_Work to do_: State the number of lines that include the string "JSON", and write nothing else.
::: Information shown :::
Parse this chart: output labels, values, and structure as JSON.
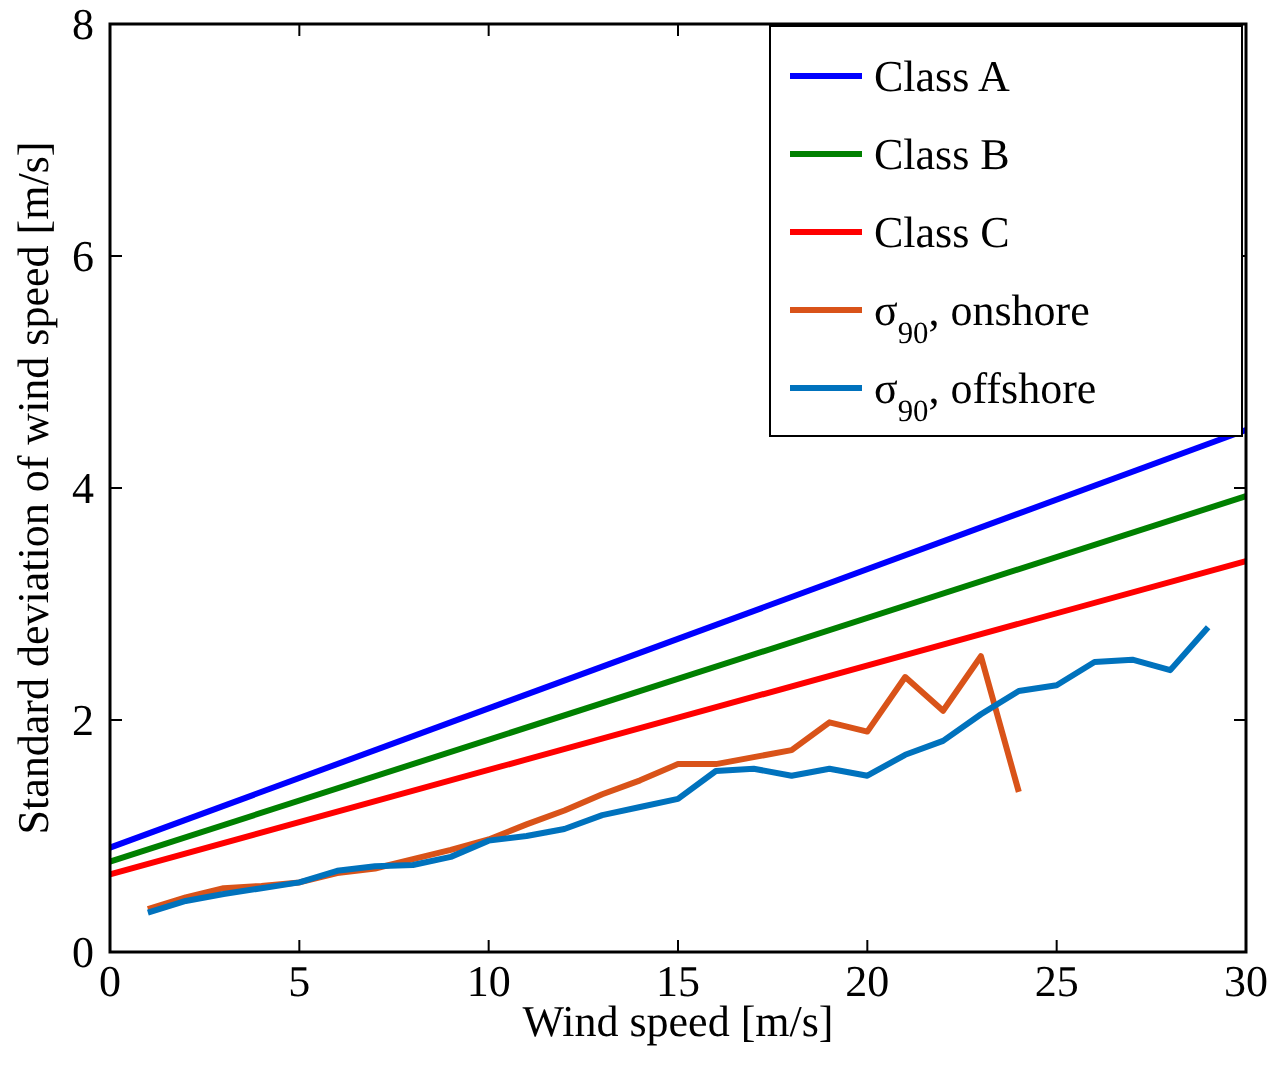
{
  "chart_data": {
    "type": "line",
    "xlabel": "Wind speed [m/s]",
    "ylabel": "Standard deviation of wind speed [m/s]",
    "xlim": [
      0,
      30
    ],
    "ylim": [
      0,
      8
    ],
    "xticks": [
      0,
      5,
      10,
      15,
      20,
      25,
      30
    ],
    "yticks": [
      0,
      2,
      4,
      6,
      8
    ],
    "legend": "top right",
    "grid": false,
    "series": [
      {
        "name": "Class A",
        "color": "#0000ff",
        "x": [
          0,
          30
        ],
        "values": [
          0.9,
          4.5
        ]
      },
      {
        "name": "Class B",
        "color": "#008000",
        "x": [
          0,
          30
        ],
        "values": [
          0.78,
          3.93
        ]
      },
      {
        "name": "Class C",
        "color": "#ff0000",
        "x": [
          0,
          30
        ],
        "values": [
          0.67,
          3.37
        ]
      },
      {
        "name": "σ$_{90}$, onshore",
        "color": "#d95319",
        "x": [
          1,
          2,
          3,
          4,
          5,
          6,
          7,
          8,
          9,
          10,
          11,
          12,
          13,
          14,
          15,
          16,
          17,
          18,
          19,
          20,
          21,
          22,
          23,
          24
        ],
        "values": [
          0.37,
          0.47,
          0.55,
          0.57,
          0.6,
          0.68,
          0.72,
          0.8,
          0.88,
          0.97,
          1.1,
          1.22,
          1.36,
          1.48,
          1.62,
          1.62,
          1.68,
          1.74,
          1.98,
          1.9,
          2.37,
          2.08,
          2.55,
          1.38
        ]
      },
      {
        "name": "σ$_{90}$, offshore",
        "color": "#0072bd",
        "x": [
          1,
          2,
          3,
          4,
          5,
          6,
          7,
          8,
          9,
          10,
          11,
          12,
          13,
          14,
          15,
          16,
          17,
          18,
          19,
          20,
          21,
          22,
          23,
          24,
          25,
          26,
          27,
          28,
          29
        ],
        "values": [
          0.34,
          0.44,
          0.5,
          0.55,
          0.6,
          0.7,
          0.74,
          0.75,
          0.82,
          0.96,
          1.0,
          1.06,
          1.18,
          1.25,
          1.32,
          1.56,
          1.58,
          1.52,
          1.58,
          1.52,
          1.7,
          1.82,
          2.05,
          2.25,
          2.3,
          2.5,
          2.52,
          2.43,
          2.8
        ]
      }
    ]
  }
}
:::
::: Information shown :::
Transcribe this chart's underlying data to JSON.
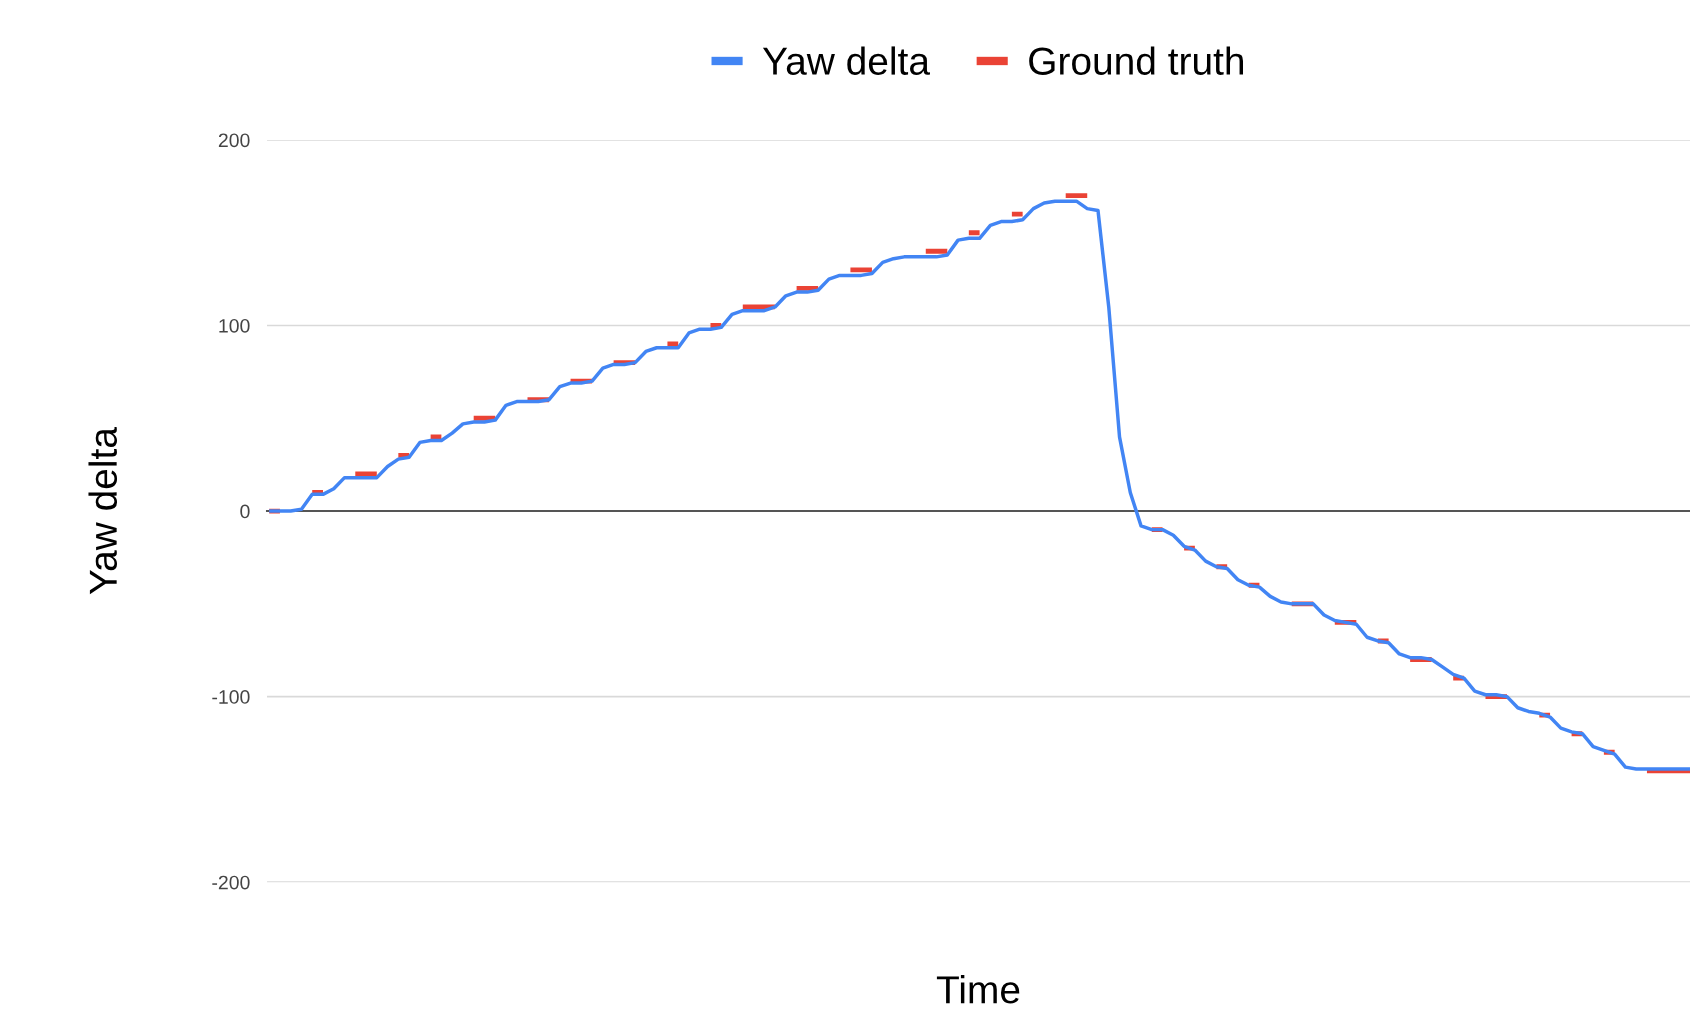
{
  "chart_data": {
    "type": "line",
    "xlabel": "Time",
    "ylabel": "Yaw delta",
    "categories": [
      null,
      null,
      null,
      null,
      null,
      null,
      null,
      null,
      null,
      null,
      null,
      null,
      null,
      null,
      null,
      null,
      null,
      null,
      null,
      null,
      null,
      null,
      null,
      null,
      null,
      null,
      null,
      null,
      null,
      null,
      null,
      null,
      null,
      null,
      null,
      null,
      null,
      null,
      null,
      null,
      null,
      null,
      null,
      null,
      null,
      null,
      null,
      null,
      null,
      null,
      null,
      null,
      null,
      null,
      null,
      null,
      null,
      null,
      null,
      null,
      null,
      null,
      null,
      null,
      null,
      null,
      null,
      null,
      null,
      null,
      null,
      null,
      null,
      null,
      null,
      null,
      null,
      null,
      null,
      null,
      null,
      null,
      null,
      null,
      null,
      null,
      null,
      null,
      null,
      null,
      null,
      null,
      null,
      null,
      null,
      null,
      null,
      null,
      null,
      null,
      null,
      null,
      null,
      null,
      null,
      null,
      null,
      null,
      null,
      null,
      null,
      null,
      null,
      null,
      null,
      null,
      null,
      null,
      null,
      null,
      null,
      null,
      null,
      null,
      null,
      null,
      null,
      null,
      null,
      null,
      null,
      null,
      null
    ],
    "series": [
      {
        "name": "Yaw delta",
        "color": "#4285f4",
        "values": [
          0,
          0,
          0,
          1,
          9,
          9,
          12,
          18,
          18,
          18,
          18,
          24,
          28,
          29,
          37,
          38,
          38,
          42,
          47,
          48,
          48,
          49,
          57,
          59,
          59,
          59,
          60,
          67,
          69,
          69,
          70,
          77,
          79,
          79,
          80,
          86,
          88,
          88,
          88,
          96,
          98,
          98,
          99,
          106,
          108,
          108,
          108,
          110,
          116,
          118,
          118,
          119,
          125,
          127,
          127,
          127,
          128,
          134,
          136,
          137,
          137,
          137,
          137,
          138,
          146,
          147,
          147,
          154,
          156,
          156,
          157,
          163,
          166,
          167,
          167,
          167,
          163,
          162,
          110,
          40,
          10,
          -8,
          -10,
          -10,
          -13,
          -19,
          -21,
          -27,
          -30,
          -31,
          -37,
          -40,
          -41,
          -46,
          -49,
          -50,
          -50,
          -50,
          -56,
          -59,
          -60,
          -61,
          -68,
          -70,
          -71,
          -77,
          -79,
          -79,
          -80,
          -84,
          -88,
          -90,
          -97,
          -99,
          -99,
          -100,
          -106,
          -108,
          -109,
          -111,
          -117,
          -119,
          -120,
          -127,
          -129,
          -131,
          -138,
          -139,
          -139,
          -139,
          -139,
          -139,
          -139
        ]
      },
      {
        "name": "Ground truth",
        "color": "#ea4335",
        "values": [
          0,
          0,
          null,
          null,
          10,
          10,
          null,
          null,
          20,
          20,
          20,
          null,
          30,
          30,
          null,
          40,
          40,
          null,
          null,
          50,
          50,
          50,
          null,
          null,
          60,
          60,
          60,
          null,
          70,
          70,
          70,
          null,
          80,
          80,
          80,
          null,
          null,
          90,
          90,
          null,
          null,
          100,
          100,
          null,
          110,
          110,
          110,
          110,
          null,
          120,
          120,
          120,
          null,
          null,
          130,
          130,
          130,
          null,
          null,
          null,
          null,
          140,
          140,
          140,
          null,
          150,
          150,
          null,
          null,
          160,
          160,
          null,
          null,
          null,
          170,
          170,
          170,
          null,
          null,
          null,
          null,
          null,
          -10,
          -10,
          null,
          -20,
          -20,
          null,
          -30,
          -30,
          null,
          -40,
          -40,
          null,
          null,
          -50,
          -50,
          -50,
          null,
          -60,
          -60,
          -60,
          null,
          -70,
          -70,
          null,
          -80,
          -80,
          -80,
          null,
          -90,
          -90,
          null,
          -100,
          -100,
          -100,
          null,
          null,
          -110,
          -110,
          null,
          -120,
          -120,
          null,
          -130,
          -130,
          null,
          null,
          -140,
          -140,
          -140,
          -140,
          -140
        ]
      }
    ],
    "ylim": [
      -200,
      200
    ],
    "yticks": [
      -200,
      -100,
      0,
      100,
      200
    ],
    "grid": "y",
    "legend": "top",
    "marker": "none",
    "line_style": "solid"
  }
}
:::
_Right answer_: 2